### TASK DESCRIPTION
Retype every entry in its entirety, without alteration.
▼▼▼
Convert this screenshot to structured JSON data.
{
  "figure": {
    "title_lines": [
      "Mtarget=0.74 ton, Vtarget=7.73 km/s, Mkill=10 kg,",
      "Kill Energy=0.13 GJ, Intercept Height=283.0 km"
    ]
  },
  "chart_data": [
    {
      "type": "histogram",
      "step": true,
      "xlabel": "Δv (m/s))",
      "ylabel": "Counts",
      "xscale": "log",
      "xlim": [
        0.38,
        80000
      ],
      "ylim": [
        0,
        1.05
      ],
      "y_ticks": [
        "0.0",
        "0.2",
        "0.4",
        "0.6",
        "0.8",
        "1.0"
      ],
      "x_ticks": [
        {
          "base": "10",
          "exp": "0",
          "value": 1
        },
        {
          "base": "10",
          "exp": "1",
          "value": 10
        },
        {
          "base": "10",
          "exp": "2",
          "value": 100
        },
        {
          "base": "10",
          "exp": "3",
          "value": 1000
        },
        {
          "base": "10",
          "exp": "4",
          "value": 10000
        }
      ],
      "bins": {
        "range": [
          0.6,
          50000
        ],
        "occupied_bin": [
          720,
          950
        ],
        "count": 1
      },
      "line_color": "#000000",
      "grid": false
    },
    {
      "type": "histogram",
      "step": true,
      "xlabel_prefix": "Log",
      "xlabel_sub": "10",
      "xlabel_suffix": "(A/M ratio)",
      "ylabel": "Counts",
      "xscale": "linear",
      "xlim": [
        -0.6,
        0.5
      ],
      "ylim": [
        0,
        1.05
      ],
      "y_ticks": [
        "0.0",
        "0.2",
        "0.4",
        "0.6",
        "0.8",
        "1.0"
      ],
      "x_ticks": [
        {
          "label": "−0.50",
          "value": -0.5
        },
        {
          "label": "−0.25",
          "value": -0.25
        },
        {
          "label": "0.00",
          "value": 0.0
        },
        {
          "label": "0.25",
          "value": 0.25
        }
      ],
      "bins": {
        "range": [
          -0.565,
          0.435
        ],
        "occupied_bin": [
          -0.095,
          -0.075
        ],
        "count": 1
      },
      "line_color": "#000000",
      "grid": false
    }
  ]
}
▲▲▲
### SOLUTION FOR THIS TASK
Convert this screenshot to structured JSON data.
{
  "figure": {
    "title_lines": [
      "Mtarget=0.74 ton, Vtarget=7.73 km/s, Mkill=10 kg,",
      "Kill Energy=0.13 GJ, Intercept Height=283.0 km"
    ]
  },
  "chart_data": [
    {
      "type": "histogram",
      "step": true,
      "xlabel": "Δv (m/s))",
      "ylabel": "Counts",
      "xscale": "log",
      "xlim": [
        0.38,
        80000
      ],
      "ylim": [
        0,
        1.05
      ],
      "y_ticks": [
        "0.0",
        "0.2",
        "0.4",
        "0.6",
        "0.8",
        "1.0"
      ],
      "x_ticks": [
        {
          "base": "10",
          "exp": "0",
          "value": 1
        },
        {
          "base": "10",
          "exp": "1",
          "value": 10
        },
        {
          "base": "10",
          "exp": "2",
          "value": 100
        },
        {
          "base": "10",
          "exp": "3",
          "value": 1000
        },
        {
          "base": "10",
          "exp": "4",
          "value": 10000
        }
      ],
      "bins": {
        "range": [
          0.6,
          50000
        ],
        "occupied_bin": [
          720,
          950
        ],
        "count": 1
      },
      "line_color": "#000000",
      "grid": false
    },
    {
      "type": "histogram",
      "step": true,
      "xlabel_prefix": "Log",
      "xlabel_sub": "10",
      "xlabel_suffix": "(A/M ratio)",
      "ylabel": "Counts",
      "xscale": "linear",
      "xlim": [
        -0.6,
        0.5
      ],
      "ylim": [
        0,
        1.05
      ],
      "y_ticks": [
        "0.0",
        "0.2",
        "0.4",
        "0.6",
        "0.8",
        "1.0"
      ],
      "x_ticks": [
        {
          "label": "−0.50",
          "value": -0.5
        },
        {
          "label": "−0.25",
          "value": -0.25
        },
        {
          "label": "0.00",
          "value": 0.0
        },
        {
          "label": "0.25",
          "value": 0.25
        }
      ],
      "bins": {
        "range": [
          -0.565,
          0.435
        ],
        "occupied_bin": [
          -0.095,
          -0.075
        ],
        "count": 1
      },
      "line_color": "#000000",
      "grid": false
    }
  ]
}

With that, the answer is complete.